## TASK:
Present the following entries again, word for word and in full.
##### THE RECORDS #####
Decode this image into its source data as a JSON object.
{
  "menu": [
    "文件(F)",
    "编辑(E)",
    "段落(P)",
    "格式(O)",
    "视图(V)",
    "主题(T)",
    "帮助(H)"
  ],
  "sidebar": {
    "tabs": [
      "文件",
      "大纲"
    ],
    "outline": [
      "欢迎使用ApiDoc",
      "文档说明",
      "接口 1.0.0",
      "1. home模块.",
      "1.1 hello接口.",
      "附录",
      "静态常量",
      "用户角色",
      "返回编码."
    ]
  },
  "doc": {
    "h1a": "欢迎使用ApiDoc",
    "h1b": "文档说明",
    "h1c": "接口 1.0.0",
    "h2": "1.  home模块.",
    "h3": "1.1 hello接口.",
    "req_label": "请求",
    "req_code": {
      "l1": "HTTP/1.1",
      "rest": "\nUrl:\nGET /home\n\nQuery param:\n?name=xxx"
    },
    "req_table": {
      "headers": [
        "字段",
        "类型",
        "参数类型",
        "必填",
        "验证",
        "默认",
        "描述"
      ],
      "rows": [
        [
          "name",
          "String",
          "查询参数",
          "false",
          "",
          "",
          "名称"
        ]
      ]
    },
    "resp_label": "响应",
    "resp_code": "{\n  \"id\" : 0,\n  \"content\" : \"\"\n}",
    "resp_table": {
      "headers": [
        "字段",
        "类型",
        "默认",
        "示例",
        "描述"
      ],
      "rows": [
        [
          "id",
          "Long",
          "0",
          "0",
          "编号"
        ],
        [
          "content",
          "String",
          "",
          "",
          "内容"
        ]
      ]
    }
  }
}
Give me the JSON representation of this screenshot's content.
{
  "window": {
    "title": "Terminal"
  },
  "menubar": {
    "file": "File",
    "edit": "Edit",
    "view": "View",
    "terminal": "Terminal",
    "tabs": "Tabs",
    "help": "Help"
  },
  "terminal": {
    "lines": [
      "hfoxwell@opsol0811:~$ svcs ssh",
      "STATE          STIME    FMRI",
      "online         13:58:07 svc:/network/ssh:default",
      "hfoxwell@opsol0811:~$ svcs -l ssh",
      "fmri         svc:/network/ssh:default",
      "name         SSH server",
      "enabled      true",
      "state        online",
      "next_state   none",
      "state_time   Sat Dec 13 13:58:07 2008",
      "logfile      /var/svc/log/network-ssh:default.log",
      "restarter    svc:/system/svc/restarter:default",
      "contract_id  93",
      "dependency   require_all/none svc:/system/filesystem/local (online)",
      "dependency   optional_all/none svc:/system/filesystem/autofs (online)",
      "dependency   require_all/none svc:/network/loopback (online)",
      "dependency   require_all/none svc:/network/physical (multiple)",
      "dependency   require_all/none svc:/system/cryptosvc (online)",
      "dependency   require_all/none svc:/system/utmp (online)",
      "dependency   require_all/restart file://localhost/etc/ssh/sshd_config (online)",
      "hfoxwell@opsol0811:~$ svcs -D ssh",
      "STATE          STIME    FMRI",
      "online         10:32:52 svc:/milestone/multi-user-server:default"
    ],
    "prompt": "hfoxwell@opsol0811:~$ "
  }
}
#####
## RESULT OF THE TASK:
Decode this image into its source data as a JSON object.
{
  "menu": [
    "文件(F)",
    "编辑(E)",
    "段落(P)",
    "格式(O)",
    "视图(V)",
    "主题(T)",
    "帮助(H)"
  ],
  "sidebar": {
    "tabs": [
      "文件",
      "大纲"
    ],
    "outline": [
      "欢迎使用ApiDoc",
      "文档说明",
      "接口 1.0.0",
      "1. home模块.",
      "1.1 hello接口.",
      "附录",
      "静态常量",
      "用户角色",
      "返回编码."
    ]
  },
  "doc": {
    "h1a": "欢迎使用ApiDoc",
    "h1b": "文档说明",
    "h1c": "接口 1.0.0",
    "h2": "1.  home模块.",
    "h3": "1.1 hello接口.",
    "req_label": "请求",
    "req_code": {
      "l1": "HTTP/1.1",
      "rest": "\nUrl:\nGET /home\n\nQuery param:\n?name=xxx"
    },
    "req_table": {
      "headers": [
        "字段",
        "类型",
        "参数类型",
        "必填",
        "验证",
        "默认",
        "描述"
      ],
      "rows": [
        [
          "name",
          "String",
          "查询参数",
          "false",
          "",
          "",
          "名称"
        ]
      ]
    },
    "resp_label": "响应",
    "resp_code": "{\n  \"id\" : 0,\n  \"content\" : \"\"\n}",
    "resp_table": {
      "headers": [
        "字段",
        "类型",
        "默认",
        "示例",
        "描述"
      ],
      "rows": [
        [
          "id",
          "Long",
          "0",
          "0",
          "编号"
        ],
        [
          "content",
          "String",
          "",
          "",
          "内容"
        ]
      ]
    }
  }
}
Give me the JSON representation of this screenshot's content.
{
  "window": {
    "title": "Terminal"
  },
  "menubar": {
    "file": "File",
    "edit": "Edit",
    "view": "View",
    "terminal": "Terminal",
    "tabs": "Tabs",
    "help": "Help"
  },
  "terminal": {
    "lines": [
      "hfoxwell@opsol0811:~$ svcs ssh",
      "STATE          STIME    FMRI",
      "online         13:58:07 svc:/network/ssh:default",
      "hfoxwell@opsol0811:~$ svcs -l ssh",
      "fmri         svc:/network/ssh:default",
      "name         SSH server",
      "enabled      true",
      "state        online",
      "next_state   none",
      "state_time   Sat Dec 13 13:58:07 2008",
      "logfile      /var/svc/log/network-ssh:default.log",
      "restarter    svc:/system/svc/restarter:default",
      "contract_id  93",
      "dependency   require_all/none svc:/system/filesystem/local (online)",
      "dependency   optional_all/none svc:/system/filesystem/autofs (online)",
      "dependency   require_all/none svc:/network/loopback (online)",
      "dependency   require_all/none svc:/network/physical (multiple)",
      "dependency   require_all/none svc:/system/cryptosvc (online)",
      "dependency   require_all/none svc:/system/utmp (online)",
      "dependency   require_all/restart file://localhost/etc/ssh/sshd_config (online)",
      "hfoxwell@opsol0811:~$ svcs -D ssh",
      "STATE          STIME    FMRI",
      "online         10:32:52 svc:/milestone/multi-user-server:default"
    ],
    "prompt": "hfoxwell@opsol0811:~$ "
  }
}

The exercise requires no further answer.